● **Data excerpts**
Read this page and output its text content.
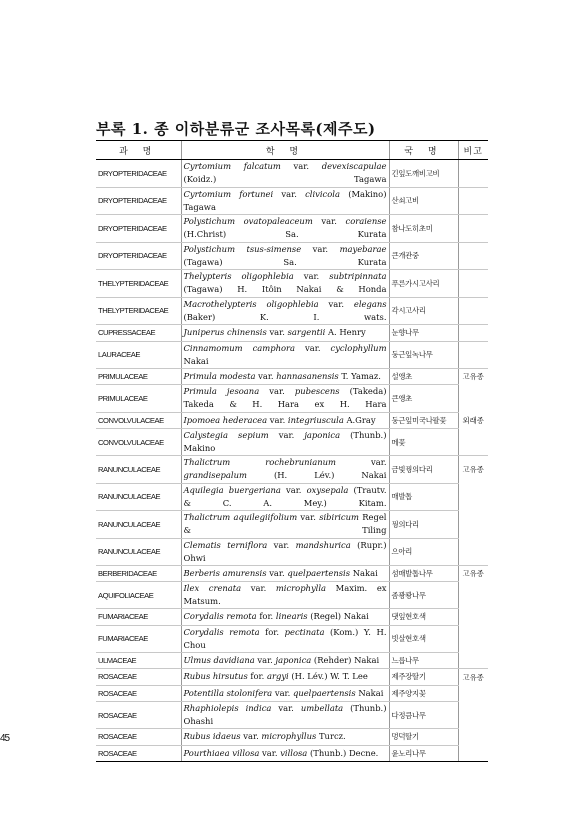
부록 1. 종 이하분류군 조사목록(제주도)
과 명	학 명	국 명	비고
DRYOPTERIDACEAE	Cyrtomium falcatum var. devexiscapulae (Koidz.) Tagawa	긴잎도깨비고비	
DRYOPTERIDACEAE	Cyrtomium fortunei var. clivicola (Makino) Tagawa	산쇠고비	
DRYOPTERIDACEAE	Polystichum ovatopaleaceum var. coraiense (H.Christ) Sa. Kurata	참나도히초미	
DRYOPTERIDACEAE	Polystichum tsus-simense var. mayebarae (Tagawa) Sa. Kurata	큰개관중	
THELYPTERIDACEAE	Thelypteris oligophlebia var. subtripinnata (Tagawa) H. Itôin Nakai & Honda	푸른가시고사리	
THELYPTERIDACEAE	Macrothelypteris oligophlebia var. elegans (Baker) K. I. wats.	각시고사리	
CUPRESSACEAE	Juniperus chinensis var. sargentii A. Henry	눈향나무	
LAURACEAE	Cinnamomum camphora var. cyclophyllum Nakai	둥근잎녹나무	
PRIMULACEAE	Primula modesta var. hannasanensis T. Yamaz.	설앵초	고유종
PRIMULACEAE	Primula jesoana var. pubescens (Takeda) Takeda & H. Hara ex H. Hara	큰앵초	
CONVOLVULACEAE	Ipomoea hederacea var. integriuscula A.Gray	둥근잎미국나팔꽃	외래종
CONVOLVULACEAE	Calystegia sepium var. japonica (Thunb.) Makino	메꽃	
RANUNCULACEAE	Thalictrum rochebrunianum var. grandisepalum (H. Lév.) Nakai	금빛꿩의다리	고유종
RANUNCULACEAE	Aquilegia buergeriana var. oxysepala (Trautv. & C. A. Mey.) Kitam.	매발톱	
RANUNCULACEAE	Thalictrum aquilegiifolium var. sibiricum Regel & Tiling	꿩의다리	
RANUNCULACEAE	Clematis terniflora var. mandshurica (Rupr.) Ohwi	으아리	
BERBERIDACEAE	Berberis amurensis var. quelpaertensis Nakai	섬매발톱나무	고유종
AQUIFOLIACEAE	Ilex crenata var. microphylla Maxim. ex Matsum.	좀꽝꽝나무	
FUMARIACEAE	Corydalis remota for. linearis (Regel) Nakai	댓잎현호색	
FUMARIACEAE	Corydalis remota for. pectinata (Kom.) Y. H. Chou	빗살현호색	
ULMACEAE	Ulmus davidiana var. japonica (Rehder) Nakai	느릅나무	
ROSACEAE	Rubus hirsutus for. argyi (H. Lév.) W. T. Lee	제주장딸기	고유종
ROSACEAE	Potentilla stolonifera var. quelpaertensis Nakai	제주양지꽃	
ROSACEAE	Rhaphiolepis indica var. umbellata (Thunb.) Ohashi	다정큼나무	
ROSACEAE	Rubus idaeus var. microphyllus Turcz.	멍덕딸기	
ROSACEAE	Pourthiaea villosa var. villosa (Thunb.) Decne.	윤노리나무	
45
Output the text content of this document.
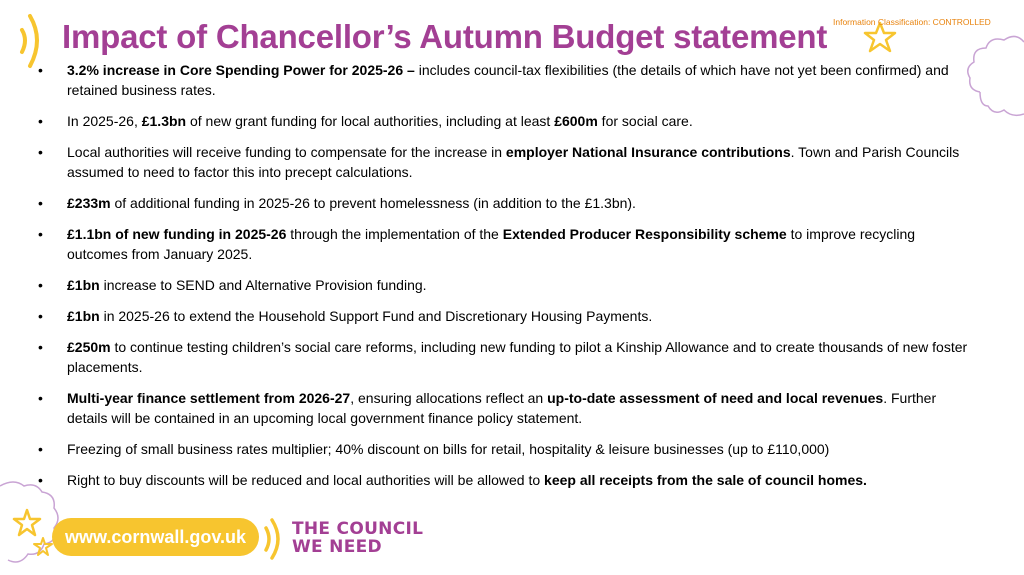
Impact of Chancellor’s Autumn Budget statement Information Classification: CONTROLLED
• 3.2% increase in Core Spending Power for 2025-26 – includes council-tax flexibilities (the details of which have not yet been confirmed) and retained business rates.
• In 2025-26, £1.3bn of new grant funding for local authorities, including at least £600m for social care.
• Local authorities will receive funding to compensate for the increase in employer National Insurance contributions. Town and Parish Councils assumed to need to factor this into precept calculations.
• £233m of additional funding in 2025-26 to prevent homelessness (in addition to the £1.3bn).
• £1.1bn of new funding in 2025-26 through the implementation of the Extended Producer Responsibility scheme to improve recycling outcomes from January 2025.
• £1bn increase to SEND and Alternative Provision funding.
• £1bn in 2025-26 to extend the Household Support Fund and Discretionary Housing Payments.
• £250m to continue testing children’s social care reforms, including new funding to pilot a Kinship Allowance and to create thousands of new foster placements.
• Multi-year finance settlement from 2026-27, ensuring allocations reflect an up-to-date assessment of need and local revenues. Further details will be contained in an upcoming local government finance policy statement.
• Freezing of small business rates multiplier; 40% discount on bills for retail, hospitality & leisure businesses (up to £110,000)
• Right to buy discounts will be reduced and local authorities will be allowed to keep all receipts from the sale of council homes.
www.cornwall.gov.uk	THE COUNCIL
WE NEED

● **Given task**
Display every line of the listing that contains the string "increase".

● **Task output**
• 3.2% increase in Core Spending Power for 2025-26 – includes council-tax flexibilities (the details of which have not yet been confirmed) and retained business rates.
• Local authorities will receive funding to compensate for the increase in employer National Insurance contributions. Town and Parish Councils assumed to need to factor this into precept calculations.
• £1bn increase to SEND and Alternative Provision funding.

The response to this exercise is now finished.